**Short task**
Read the lines below. Copy out any that hold the string "title".

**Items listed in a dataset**
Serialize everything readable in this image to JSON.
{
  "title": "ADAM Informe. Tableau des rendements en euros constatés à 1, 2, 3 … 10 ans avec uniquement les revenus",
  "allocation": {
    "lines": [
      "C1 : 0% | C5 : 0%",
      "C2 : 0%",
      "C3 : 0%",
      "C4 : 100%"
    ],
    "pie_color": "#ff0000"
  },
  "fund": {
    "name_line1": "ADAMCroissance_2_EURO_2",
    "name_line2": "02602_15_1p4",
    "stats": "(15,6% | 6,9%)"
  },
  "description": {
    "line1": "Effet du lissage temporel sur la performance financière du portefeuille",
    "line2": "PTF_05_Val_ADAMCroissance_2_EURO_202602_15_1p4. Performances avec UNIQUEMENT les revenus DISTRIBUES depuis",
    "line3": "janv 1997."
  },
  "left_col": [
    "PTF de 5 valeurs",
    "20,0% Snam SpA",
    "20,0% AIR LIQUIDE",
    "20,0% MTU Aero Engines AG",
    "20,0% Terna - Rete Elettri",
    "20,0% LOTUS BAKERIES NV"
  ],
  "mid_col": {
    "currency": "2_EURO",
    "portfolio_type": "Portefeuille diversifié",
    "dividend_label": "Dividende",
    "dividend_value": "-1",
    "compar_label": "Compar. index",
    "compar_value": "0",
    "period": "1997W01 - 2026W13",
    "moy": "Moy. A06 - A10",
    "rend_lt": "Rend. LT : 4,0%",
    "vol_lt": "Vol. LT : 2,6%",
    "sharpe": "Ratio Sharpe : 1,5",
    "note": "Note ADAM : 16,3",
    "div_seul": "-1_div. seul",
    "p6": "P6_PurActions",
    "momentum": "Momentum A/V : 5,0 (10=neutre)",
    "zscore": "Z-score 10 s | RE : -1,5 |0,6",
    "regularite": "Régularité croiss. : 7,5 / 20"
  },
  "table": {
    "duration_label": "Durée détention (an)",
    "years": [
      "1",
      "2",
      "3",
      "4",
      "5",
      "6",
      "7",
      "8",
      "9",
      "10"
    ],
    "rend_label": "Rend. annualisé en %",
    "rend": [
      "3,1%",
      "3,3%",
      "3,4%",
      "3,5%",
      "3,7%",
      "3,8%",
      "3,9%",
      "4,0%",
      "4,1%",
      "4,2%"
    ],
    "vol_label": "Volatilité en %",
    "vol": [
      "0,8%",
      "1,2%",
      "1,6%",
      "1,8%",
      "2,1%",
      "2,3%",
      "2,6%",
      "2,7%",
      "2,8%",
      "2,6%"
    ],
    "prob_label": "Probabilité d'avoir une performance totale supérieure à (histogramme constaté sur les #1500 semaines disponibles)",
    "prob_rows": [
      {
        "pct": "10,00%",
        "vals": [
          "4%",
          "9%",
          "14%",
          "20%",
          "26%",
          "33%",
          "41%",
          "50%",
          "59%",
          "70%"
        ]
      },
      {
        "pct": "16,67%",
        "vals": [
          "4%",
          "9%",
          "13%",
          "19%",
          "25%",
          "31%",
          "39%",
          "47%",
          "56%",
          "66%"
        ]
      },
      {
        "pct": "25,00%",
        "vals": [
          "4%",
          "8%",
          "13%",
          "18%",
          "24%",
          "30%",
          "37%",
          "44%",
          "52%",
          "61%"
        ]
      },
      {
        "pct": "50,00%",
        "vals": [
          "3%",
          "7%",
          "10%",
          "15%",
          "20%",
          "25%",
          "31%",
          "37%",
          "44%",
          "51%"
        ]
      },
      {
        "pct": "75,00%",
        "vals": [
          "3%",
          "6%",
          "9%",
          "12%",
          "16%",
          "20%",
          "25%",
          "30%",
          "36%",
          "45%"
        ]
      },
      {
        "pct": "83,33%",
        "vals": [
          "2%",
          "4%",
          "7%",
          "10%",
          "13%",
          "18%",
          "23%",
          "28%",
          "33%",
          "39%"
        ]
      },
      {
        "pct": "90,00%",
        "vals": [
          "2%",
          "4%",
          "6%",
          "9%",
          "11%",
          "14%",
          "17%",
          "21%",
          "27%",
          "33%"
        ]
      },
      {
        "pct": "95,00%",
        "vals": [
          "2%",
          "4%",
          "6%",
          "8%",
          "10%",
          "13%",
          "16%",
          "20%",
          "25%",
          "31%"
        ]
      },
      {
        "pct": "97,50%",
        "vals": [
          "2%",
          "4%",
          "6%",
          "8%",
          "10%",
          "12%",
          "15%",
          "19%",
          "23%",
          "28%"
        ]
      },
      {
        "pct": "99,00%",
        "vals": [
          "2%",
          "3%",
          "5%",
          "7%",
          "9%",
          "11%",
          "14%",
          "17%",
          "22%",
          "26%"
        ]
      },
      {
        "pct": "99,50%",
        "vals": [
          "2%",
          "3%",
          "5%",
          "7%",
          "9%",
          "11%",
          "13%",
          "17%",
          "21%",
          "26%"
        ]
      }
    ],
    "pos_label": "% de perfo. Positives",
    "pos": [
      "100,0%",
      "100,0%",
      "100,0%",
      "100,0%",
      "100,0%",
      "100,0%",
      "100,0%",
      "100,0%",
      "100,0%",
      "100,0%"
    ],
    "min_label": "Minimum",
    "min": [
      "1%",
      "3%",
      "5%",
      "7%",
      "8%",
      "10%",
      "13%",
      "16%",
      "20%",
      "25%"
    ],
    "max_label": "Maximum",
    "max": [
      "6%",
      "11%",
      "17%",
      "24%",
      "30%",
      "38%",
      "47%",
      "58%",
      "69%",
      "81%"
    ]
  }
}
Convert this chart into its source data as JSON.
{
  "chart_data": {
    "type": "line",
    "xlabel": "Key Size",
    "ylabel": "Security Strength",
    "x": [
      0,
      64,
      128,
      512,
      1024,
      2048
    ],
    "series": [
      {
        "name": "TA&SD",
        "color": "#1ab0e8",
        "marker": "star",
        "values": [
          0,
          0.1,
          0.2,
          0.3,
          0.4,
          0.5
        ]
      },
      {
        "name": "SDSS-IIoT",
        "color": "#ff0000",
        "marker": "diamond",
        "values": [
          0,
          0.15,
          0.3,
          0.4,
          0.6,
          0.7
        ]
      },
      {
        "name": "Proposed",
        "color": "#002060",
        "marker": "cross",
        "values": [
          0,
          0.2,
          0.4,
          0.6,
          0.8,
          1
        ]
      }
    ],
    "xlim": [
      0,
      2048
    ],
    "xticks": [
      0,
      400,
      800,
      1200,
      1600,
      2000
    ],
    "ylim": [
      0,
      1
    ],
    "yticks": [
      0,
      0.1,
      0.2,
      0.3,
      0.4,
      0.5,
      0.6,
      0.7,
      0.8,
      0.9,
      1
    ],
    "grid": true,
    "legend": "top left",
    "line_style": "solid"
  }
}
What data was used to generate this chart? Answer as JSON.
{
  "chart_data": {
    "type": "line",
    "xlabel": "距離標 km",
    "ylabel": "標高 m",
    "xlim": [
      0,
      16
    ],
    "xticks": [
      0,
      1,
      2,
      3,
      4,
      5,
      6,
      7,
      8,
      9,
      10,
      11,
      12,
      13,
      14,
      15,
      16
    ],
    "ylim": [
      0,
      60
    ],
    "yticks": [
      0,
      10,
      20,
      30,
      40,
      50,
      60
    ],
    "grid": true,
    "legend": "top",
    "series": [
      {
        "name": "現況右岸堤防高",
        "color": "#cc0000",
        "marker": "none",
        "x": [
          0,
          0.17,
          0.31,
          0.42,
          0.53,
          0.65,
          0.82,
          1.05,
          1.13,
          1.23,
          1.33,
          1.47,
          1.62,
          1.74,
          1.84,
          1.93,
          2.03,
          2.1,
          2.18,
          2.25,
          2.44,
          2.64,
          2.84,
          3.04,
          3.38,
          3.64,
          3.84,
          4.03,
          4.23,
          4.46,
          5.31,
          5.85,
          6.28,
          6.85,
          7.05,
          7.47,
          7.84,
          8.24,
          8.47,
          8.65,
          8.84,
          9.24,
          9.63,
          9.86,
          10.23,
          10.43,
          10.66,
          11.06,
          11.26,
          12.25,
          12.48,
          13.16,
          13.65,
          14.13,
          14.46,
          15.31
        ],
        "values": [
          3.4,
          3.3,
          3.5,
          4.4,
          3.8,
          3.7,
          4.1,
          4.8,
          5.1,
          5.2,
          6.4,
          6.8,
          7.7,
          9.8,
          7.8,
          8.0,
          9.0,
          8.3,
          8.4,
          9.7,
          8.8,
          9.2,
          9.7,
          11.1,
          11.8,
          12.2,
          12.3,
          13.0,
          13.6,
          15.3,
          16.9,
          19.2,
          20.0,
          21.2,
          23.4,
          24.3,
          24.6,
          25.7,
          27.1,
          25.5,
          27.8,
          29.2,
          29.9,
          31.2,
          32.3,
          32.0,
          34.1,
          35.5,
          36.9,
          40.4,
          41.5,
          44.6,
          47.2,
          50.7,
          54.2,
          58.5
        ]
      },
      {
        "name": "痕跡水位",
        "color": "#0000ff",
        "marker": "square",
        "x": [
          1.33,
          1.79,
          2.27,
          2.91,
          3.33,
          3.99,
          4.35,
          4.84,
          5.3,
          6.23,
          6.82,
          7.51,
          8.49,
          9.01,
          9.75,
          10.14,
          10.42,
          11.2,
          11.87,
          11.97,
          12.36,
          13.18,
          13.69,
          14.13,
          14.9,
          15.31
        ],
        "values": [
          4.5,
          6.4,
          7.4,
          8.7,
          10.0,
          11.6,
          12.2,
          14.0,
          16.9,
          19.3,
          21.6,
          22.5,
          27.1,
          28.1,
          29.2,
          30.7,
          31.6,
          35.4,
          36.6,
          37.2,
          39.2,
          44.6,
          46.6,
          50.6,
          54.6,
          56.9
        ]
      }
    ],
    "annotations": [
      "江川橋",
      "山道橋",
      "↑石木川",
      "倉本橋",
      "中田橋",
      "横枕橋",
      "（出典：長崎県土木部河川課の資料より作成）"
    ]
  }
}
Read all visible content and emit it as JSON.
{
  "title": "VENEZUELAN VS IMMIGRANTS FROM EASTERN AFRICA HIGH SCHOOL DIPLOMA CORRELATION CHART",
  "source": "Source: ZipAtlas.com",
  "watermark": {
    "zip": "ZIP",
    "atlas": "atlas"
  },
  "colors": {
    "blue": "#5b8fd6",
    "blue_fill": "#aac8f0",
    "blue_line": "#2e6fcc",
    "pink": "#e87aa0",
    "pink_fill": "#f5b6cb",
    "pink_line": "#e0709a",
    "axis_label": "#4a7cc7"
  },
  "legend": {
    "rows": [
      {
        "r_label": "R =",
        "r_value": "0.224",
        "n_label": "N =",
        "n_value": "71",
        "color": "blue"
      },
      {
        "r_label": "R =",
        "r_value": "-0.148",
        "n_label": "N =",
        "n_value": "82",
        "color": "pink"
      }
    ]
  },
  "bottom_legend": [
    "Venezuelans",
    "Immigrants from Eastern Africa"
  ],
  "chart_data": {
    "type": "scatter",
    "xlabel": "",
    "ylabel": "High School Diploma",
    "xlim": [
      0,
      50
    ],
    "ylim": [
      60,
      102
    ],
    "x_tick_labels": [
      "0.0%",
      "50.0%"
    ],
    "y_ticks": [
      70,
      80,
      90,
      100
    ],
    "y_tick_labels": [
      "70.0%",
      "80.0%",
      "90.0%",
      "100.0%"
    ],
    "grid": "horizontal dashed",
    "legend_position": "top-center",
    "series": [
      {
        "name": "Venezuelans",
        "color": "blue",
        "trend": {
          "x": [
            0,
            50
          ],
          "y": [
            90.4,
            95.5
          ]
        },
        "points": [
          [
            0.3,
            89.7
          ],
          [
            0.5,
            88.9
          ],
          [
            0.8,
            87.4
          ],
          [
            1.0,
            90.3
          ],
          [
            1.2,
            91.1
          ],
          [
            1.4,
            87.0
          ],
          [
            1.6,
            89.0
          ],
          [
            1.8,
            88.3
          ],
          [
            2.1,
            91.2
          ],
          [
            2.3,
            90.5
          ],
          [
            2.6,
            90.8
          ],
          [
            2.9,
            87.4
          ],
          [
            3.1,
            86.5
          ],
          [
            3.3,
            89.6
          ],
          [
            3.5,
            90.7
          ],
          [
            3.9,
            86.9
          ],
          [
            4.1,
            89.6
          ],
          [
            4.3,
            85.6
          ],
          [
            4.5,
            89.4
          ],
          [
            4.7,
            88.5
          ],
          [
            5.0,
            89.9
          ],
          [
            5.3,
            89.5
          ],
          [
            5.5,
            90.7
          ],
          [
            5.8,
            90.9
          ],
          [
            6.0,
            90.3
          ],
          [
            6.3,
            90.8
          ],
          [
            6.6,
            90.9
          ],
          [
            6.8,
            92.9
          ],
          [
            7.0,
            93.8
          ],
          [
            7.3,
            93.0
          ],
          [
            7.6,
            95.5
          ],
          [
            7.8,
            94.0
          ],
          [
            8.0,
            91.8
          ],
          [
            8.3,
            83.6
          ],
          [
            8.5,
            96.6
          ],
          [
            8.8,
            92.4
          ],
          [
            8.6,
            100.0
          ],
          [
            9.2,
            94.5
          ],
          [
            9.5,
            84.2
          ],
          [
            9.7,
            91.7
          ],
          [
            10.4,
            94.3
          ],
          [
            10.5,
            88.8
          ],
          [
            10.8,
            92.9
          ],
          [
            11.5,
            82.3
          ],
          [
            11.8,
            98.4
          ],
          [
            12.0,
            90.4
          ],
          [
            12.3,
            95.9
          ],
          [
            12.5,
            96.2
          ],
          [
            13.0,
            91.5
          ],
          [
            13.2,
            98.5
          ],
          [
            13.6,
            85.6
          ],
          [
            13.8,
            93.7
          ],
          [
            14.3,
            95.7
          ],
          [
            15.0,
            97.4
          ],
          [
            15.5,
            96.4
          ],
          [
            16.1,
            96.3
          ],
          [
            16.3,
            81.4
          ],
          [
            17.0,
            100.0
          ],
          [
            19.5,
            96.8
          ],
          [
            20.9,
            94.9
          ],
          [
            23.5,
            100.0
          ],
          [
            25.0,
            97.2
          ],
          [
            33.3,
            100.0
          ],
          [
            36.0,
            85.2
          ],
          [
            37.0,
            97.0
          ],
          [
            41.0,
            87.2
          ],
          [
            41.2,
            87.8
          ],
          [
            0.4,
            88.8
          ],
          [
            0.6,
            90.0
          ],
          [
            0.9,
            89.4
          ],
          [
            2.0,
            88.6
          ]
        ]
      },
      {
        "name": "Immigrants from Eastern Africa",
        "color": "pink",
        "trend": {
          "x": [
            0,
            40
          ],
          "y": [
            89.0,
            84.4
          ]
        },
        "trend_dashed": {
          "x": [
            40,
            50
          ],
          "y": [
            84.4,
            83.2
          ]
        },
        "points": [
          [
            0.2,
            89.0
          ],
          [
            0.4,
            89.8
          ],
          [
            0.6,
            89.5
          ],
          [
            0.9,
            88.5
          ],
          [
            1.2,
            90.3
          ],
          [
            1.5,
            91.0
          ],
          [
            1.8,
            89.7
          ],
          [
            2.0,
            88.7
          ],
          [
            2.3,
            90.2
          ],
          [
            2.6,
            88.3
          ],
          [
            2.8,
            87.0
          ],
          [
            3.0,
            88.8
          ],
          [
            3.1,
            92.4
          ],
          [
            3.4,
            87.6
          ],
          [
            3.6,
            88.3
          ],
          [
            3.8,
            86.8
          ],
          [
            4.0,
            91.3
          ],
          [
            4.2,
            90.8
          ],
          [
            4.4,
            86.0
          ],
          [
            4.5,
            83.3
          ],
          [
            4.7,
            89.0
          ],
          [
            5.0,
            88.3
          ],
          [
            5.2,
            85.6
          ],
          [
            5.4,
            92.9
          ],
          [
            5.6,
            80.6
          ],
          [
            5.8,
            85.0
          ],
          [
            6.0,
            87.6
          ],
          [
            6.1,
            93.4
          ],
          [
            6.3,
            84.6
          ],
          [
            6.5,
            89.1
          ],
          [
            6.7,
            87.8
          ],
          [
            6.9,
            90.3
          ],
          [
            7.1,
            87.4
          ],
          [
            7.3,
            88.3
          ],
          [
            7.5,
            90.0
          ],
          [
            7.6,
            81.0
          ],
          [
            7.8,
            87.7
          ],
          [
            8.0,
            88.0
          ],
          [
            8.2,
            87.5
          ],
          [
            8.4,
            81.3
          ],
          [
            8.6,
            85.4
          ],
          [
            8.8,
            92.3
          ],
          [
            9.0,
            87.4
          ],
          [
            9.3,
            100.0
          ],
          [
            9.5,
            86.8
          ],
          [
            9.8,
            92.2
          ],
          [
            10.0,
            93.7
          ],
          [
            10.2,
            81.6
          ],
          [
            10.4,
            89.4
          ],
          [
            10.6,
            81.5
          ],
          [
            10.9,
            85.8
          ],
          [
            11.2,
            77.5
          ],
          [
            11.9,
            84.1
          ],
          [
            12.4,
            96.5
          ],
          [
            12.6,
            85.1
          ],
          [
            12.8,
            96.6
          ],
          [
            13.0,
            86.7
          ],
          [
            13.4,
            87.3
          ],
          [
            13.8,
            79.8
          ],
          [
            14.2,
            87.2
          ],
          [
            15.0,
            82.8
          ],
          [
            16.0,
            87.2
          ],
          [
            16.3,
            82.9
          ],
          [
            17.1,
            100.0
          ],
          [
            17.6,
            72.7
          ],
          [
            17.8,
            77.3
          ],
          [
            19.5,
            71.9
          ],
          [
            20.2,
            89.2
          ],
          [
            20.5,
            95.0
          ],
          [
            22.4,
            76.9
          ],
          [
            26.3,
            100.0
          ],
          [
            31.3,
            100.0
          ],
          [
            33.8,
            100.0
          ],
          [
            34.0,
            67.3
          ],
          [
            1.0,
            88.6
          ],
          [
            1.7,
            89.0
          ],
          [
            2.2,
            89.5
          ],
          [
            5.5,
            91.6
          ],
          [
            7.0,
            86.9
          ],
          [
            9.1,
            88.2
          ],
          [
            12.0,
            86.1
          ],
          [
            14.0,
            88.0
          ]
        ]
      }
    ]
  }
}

**Response to the exercise**
  "title": "ADAM Informe. Tableau des rendements en euros constatés à 1, 2, 3 … 10 ans avec uniquement les revenus",
  "title": "VENEZUELAN VS IMMIGRANTS FROM EASTERN AFRICA HIGH SCHOOL DIPLOMA CORRELATION CHART",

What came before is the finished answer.